----- Information given

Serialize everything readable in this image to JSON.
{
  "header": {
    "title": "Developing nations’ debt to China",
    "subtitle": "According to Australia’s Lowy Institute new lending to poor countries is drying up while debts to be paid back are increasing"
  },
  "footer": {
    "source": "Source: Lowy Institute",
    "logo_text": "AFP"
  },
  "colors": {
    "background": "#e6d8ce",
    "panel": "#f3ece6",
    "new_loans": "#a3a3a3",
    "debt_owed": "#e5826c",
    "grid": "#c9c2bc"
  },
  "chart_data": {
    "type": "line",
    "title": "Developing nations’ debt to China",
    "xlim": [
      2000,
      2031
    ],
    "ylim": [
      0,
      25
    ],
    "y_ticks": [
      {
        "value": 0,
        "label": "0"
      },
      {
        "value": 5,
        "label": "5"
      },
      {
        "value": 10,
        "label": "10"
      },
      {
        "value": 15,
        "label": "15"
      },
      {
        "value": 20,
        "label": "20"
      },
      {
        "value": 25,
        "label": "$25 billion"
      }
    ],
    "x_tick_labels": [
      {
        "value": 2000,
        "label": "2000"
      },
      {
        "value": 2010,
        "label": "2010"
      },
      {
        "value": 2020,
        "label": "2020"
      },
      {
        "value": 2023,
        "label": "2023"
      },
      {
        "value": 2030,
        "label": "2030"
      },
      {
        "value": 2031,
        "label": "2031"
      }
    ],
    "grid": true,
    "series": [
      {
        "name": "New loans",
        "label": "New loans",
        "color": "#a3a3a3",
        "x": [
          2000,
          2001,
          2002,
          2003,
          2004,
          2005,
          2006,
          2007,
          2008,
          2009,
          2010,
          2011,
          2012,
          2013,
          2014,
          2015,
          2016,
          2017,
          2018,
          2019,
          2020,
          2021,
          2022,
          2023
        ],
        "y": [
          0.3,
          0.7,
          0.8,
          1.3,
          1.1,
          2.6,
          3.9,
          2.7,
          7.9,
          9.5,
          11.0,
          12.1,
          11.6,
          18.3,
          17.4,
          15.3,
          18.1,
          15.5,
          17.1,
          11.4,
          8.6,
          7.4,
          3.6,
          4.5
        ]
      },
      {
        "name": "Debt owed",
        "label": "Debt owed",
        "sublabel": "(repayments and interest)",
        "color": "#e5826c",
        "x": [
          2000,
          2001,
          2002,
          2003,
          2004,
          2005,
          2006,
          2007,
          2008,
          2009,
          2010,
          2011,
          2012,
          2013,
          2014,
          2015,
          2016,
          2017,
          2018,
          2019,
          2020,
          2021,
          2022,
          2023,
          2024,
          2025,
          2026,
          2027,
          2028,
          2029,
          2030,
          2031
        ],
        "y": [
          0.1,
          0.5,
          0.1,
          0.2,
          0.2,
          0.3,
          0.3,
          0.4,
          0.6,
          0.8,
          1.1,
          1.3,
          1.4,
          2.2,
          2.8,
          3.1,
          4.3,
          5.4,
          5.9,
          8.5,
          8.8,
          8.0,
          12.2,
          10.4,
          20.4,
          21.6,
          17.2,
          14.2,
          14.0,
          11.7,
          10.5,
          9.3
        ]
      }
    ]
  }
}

----------

Required task:
Find the lines holding "Institute" and list every one.

Answer for this exercise:
    "subtitle": "According to Australia’s Lowy Institute new lending to poor countries is drying up while debts to be paid back are increasing"
    "source": "Source: Lowy Institute",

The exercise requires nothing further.